* **Stated exercise**: Return the count of lines that mention "send", with no other words.

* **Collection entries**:
"""

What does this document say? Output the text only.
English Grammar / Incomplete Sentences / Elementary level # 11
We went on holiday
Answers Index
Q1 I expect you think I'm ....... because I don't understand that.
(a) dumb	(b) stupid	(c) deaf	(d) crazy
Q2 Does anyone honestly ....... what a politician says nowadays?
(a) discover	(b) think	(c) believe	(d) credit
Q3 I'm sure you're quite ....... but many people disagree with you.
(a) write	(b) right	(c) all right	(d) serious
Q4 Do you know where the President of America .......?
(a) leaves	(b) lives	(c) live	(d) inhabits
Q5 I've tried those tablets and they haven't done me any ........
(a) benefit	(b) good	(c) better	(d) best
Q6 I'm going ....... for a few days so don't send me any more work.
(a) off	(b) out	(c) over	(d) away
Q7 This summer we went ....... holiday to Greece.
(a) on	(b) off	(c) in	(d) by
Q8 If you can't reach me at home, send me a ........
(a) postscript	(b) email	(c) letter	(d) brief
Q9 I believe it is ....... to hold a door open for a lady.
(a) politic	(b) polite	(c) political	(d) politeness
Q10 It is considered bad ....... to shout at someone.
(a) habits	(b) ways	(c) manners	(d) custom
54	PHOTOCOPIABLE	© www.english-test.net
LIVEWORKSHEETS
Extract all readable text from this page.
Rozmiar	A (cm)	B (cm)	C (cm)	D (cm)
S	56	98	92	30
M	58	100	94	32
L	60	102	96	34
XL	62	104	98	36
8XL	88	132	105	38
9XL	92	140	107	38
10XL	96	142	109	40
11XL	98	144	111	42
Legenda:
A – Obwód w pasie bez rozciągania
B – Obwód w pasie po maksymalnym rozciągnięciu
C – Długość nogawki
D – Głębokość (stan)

"""

* **Finished task**: 2